Request A:
Copy out the part of the passage on proving P and ¬P between "Noteably, if you" and "with both premises.", inclusive.
Request B:
Answer these questions from the passage on proving P and ¬P:
(i) What is needed to prove P?
(ii) How many of the premises does the proof of ¬P use?
(iii) What does combining the two proofs prove?

Passage provided:
□ □ □ □

Noteably, if you wish to prove $P$, you just need the first premise and "simplification".

$\qquad\begin{array}{r|l:l} 1 & P\wedge \neg Q & \textsf{Premise 1} \\ \hline 2 & P & 1, \textsf{Conjunction Elimination} \end{array}$

If you wish to prove $\neg P$, you may use Modus Tolens ("deny the consequence") with both premises.

$\qquad\begin{array}{r|l:l} 1 & P\wedge \neg Q & \textsf{Premise 1} \\ 2 & P\to Q & \textsf{Premise 2} \\ \hline 3 & \neg Q & 1, \textsf{Conjunction Elimination} \\ 4 & \neg P & 3,2, \textsf{Conditional Elimination (Modus Tolens)} \end{array}$


And, of course, combining these proofs will prove the inconsistency.

□ □ □ □

Data records:
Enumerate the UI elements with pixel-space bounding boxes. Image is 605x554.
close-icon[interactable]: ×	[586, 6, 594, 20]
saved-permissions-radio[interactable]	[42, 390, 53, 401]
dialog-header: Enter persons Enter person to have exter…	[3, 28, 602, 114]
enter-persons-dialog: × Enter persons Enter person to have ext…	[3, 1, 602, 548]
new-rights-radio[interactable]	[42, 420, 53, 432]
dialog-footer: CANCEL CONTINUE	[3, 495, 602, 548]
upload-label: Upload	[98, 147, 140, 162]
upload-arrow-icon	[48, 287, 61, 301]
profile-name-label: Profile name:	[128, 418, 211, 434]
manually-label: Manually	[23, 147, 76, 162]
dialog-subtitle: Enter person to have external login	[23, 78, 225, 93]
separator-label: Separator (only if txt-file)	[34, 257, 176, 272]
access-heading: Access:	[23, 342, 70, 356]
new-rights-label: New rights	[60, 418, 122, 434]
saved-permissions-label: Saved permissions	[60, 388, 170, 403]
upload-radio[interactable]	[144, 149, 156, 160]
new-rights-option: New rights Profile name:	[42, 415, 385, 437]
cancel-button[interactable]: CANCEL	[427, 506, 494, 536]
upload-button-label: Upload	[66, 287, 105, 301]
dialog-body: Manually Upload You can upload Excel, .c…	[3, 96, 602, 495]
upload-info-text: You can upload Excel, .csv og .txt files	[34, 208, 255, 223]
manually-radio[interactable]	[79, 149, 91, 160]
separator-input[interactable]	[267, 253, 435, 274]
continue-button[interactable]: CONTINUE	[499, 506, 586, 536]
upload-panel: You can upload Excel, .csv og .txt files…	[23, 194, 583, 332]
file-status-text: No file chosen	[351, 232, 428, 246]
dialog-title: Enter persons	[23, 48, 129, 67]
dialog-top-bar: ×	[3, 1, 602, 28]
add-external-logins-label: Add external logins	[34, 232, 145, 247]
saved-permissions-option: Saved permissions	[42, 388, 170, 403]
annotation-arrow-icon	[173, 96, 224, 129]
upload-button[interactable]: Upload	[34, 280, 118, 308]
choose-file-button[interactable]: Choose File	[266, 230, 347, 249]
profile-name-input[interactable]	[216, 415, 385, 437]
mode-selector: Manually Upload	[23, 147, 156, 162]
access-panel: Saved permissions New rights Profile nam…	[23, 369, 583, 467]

□ □ □ □

Written answer A:
Noteably, if you wish to prove $P$, you just need the first premise and "simplification".

$\qquad\begin{array}{r|l:l} 1 & P\wedge \neg Q & \textsf{Premise 1} \\ \hline 2 & P & 1, \textsf{Conjunction Elimination} \end{array}$

If you wish to prove $\neg P$, you may use Modus Tolens ("deny the consequence") with both premises.

Written answer B:
(i) Only the first premise and "simplification."
(ii) Both premises.
(iii) The inconsistency.